─── STORED ROWS

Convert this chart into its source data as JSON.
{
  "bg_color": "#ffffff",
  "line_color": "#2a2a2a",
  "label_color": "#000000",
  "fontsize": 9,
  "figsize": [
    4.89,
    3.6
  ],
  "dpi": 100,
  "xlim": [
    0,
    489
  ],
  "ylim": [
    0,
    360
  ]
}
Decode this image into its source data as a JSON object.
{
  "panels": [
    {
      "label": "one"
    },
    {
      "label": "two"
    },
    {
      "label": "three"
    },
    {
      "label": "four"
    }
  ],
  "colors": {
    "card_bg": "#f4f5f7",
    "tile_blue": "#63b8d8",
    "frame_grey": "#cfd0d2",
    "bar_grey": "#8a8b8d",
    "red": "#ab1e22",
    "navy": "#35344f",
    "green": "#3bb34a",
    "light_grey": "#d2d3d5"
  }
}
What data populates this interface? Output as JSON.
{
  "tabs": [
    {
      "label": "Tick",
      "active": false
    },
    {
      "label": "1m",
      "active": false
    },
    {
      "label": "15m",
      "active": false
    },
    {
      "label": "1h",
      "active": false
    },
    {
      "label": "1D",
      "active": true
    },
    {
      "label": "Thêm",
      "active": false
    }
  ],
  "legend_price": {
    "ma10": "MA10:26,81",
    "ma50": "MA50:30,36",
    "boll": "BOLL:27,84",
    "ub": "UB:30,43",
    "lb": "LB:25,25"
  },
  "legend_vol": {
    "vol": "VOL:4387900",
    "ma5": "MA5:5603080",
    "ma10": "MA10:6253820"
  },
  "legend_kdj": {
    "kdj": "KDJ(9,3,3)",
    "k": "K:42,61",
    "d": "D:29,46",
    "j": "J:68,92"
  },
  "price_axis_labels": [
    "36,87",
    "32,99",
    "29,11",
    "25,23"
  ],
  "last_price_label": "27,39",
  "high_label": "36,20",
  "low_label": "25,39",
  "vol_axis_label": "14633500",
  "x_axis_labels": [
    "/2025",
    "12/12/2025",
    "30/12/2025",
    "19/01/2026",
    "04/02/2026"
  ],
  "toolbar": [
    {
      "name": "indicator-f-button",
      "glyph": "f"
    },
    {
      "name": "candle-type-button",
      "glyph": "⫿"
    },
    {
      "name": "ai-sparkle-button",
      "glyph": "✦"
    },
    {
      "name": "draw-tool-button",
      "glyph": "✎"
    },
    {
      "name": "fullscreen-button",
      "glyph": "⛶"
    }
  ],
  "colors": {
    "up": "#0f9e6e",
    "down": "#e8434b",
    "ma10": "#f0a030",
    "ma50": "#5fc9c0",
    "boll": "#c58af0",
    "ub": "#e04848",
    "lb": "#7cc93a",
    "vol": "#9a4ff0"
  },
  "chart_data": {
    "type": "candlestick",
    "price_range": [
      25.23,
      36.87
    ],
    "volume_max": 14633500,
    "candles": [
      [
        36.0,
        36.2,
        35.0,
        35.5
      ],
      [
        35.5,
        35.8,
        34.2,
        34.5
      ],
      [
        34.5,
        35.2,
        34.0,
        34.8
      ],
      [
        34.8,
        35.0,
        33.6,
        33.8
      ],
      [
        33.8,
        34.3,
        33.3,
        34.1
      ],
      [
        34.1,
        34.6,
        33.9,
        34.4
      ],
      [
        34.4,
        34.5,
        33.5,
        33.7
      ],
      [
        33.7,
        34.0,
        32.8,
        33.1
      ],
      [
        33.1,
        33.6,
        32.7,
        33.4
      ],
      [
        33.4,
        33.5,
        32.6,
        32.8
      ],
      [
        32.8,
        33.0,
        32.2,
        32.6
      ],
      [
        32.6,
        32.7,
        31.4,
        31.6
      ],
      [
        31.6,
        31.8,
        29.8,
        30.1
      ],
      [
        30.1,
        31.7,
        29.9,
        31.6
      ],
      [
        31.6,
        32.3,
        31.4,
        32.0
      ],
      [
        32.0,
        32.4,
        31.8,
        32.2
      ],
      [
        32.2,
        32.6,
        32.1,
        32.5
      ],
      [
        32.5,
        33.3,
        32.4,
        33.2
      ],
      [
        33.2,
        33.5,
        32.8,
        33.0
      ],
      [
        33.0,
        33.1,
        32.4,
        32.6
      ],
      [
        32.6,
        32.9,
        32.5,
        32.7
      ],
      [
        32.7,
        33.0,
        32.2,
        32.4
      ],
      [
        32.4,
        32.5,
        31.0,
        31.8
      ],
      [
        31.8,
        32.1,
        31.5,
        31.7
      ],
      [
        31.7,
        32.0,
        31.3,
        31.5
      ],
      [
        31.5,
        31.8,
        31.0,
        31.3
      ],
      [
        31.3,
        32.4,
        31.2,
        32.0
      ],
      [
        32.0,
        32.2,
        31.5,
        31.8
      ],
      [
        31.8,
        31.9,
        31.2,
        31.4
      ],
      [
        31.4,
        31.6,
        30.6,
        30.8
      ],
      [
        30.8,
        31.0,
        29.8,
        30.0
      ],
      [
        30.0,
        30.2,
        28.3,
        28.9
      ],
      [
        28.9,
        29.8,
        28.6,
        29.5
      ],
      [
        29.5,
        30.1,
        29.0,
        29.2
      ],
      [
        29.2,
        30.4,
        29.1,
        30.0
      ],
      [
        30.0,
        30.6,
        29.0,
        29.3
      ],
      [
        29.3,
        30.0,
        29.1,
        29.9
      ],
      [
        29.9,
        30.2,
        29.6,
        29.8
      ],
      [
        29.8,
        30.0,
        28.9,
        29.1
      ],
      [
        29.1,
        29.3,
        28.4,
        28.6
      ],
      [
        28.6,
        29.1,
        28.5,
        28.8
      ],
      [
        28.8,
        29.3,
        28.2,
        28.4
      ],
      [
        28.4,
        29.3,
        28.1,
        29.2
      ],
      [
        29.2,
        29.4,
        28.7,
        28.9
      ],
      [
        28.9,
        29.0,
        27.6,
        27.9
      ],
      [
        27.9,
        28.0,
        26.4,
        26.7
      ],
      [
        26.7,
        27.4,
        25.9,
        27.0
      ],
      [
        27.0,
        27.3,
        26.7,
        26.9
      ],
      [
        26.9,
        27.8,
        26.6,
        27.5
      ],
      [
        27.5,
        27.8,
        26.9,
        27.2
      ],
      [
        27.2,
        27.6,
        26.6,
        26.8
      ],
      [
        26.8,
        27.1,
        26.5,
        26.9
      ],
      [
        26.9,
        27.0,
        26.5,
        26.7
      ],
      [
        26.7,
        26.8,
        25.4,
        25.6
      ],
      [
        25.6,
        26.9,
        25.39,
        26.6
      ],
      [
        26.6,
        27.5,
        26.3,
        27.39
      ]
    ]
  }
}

──────

■ DO THIS
Extract each entry in full and write it down exactly.

■ THE ANSWER
Convert this chart into its source data as JSON.
{
  "bg_color": "#ffffff",
  "line_color": "#2a2a2a",
  "label_color": "#000000",
  "fontsize": 9,
  "figsize": [
    4.89,
    3.6
  ],
  "dpi": 100,
  "xlim": [
    0,
    489
  ],
  "ylim": [
    0,
    360
  ]
}
Decode this image into its source data as a JSON object.
{
  "panels": [
    {
      "label": "one"
    },
    {
      "label": "two"
    },
    {
      "label": "three"
    },
    {
      "label": "four"
    }
  ],
  "colors": {
    "card_bg": "#f4f5f7",
    "tile_blue": "#63b8d8",
    "frame_grey": "#cfd0d2",
    "bar_grey": "#8a8b8d",
    "red": "#ab1e22",
    "navy": "#35344f",
    "green": "#3bb34a",
    "light_grey": "#d2d3d5"
  }
}
What data populates this interface? Output as JSON.
{
  "tabs": [
    {
      "label": "Tick",
      "active": false
    },
    {
      "label": "1m",
      "active": false
    },
    {
      "label": "15m",
      "active": false
    },
    {
      "label": "1h",
      "active": false
    },
    {
      "label": "1D",
      "active": true
    },
    {
      "label": "Thêm",
      "active": false
    }
  ],
  "legend_price": {
    "ma10": "MA10:26,81",
    "ma50": "MA50:30,36",
    "boll": "BOLL:27,84",
    "ub": "UB:30,43",
    "lb": "LB:25,25"
  },
  "legend_vol": {
    "vol": "VOL:4387900",
    "ma5": "MA5:5603080",
    "ma10": "MA10:6253820"
  },
  "legend_kdj": {
    "kdj": "KDJ(9,3,3)",
    "k": "K:42,61",
    "d": "D:29,46",
    "j": "J:68,92"
  },
  "price_axis_labels": [
    "36,87",
    "32,99",
    "29,11",
    "25,23"
  ],
  "last_price_label": "27,39",
  "high_label": "36,20",
  "low_label": "25,39",
  "vol_axis_label": "14633500",
  "x_axis_labels": [
    "/2025",
    "12/12/2025",
    "30/12/2025",
    "19/01/2026",
    "04/02/2026"
  ],
  "toolbar": [
    {
      "name": "indicator-f-button",
      "glyph": "f"
    },
    {
      "name": "candle-type-button",
      "glyph": "⫿"
    },
    {
      "name": "ai-sparkle-button",
      "glyph": "✦"
    },
    {
      "name": "draw-tool-button",
      "glyph": "✎"
    },
    {
      "name": "fullscreen-button",
      "glyph": "⛶"
    }
  ],
  "colors": {
    "up": "#0f9e6e",
    "down": "#e8434b",
    "ma10": "#f0a030",
    "ma50": "#5fc9c0",
    "boll": "#c58af0",
    "ub": "#e04848",
    "lb": "#7cc93a",
    "vol": "#9a4ff0"
  },
  "chart_data": {
    "type": "candlestick",
    "price_range": [
      25.23,
      36.87
    ],
    "volume_max": 14633500,
    "candles": [
      [
        36.0,
        36.2,
        35.0,
        35.5
      ],
      [
        35.5,
        35.8,
        34.2,
        34.5
      ],
      [
        34.5,
        35.2,
        34.0,
        34.8
      ],
      [
        34.8,
        35.0,
        33.6,
        33.8
      ],
      [
        33.8,
        34.3,
        33.3,
        34.1
      ],
      [
        34.1,
        34.6,
        33.9,
        34.4
      ],
      [
        34.4,
        34.5,
        33.5,
        33.7
      ],
      [
        33.7,
        34.0,
        32.8,
        33.1
      ],
      [
        33.1,
        33.6,
        32.7,
        33.4
      ],
      [
        33.4,
        33.5,
        32.6,
        32.8
      ],
      [
        32.8,
        33.0,
        32.2,
        32.6
      ],
      [
        32.6,
        32.7,
        31.4,
        31.6
      ],
      [
        31.6,
        31.8,
        29.8,
        30.1
      ],
      [
        30.1,
        31.7,
        29.9,
        31.6
      ],
      [
        31.6,
        32.3,
        31.4,
        32.0
      ],
      [
        32.0,
        32.4,
        31.8,
        32.2
      ],
      [
        32.2,
        32.6,
        32.1,
        32.5
      ],
      [
        32.5,
        33.3,
        32.4,
        33.2
      ],
      [
        33.2,
        33.5,
        32.8,
        33.0
      ],
      [
        33.0,
        33.1,
        32.4,
        32.6
      ],
      [
        32.6,
        32.9,
        32.5,
        32.7
      ],
      [
        32.7,
        33.0,
        32.2,
        32.4
      ],
      [
        32.4,
        32.5,
        31.0,
        31.8
      ],
      [
        31.8,
        32.1,
        31.5,
        31.7
      ],
      [
        31.7,
        32.0,
        31.3,
        31.5
      ],
      [
        31.5,
        31.8,
        31.0,
        31.3
      ],
      [
        31.3,
        32.4,
        31.2,
        32.0
      ],
      [
        32.0,
        32.2,
        31.5,
        31.8
      ],
      [
        31.8,
        31.9,
        31.2,
        31.4
      ],
      [
        31.4,
        31.6,
        30.6,
        30.8
      ],
      [
        30.8,
        31.0,
        29.8,
        30.0
      ],
      [
        30.0,
        30.2,
        28.3,
        28.9
      ],
      [
        28.9,
        29.8,
        28.6,
        29.5
      ],
      [
        29.5,
        30.1,
        29.0,
        29.2
      ],
      [
        29.2,
        30.4,
        29.1,
        30.0
      ],
      [
        30.0,
        30.6,
        29.0,
        29.3
      ],
      [
        29.3,
        30.0,
        29.1,
        29.9
      ],
      [
        29.9,
        30.2,
        29.6,
        29.8
      ],
      [
        29.8,
        30.0,
        28.9,
        29.1
      ],
      [
        29.1,
        29.3,
        28.4,
        28.6
      ],
      [
        28.6,
        29.1,
        28.5,
        28.8
      ],
      [
        28.8,
        29.3,
        28.2,
        28.4
      ],
      [
        28.4,
        29.3,
        28.1,
        29.2
      ],
      [
        29.2,
        29.4,
        28.7,
        28.9
      ],
      [
        28.9,
        29.0,
        27.6,
        27.9
      ],
      [
        27.9,
        28.0,
        26.4,
        26.7
      ],
      [
        26.7,
        27.4,
        25.9,
        27.0
      ],
      [
        27.0,
        27.3,
        26.7,
        26.9
      ],
      [
        26.9,
        27.8,
        26.6,
        27.5
      ],
      [
        27.5,
        27.8,
        26.9,
        27.2
      ],
      [
        27.2,
        27.6,
        26.6,
        26.8
      ],
      [
        26.8,
        27.1,
        26.5,
        26.9
      ],
      [
        26.9,
        27.0,
        26.5,
        26.7
      ],
      [
        26.7,
        26.8,
        25.4,
        25.6
      ],
      [
        25.6,
        26.9,
        25.39,
        26.6
      ],
      [
        26.6,
        27.5,
        26.3,
        27.39
      ]
    ]
  }
}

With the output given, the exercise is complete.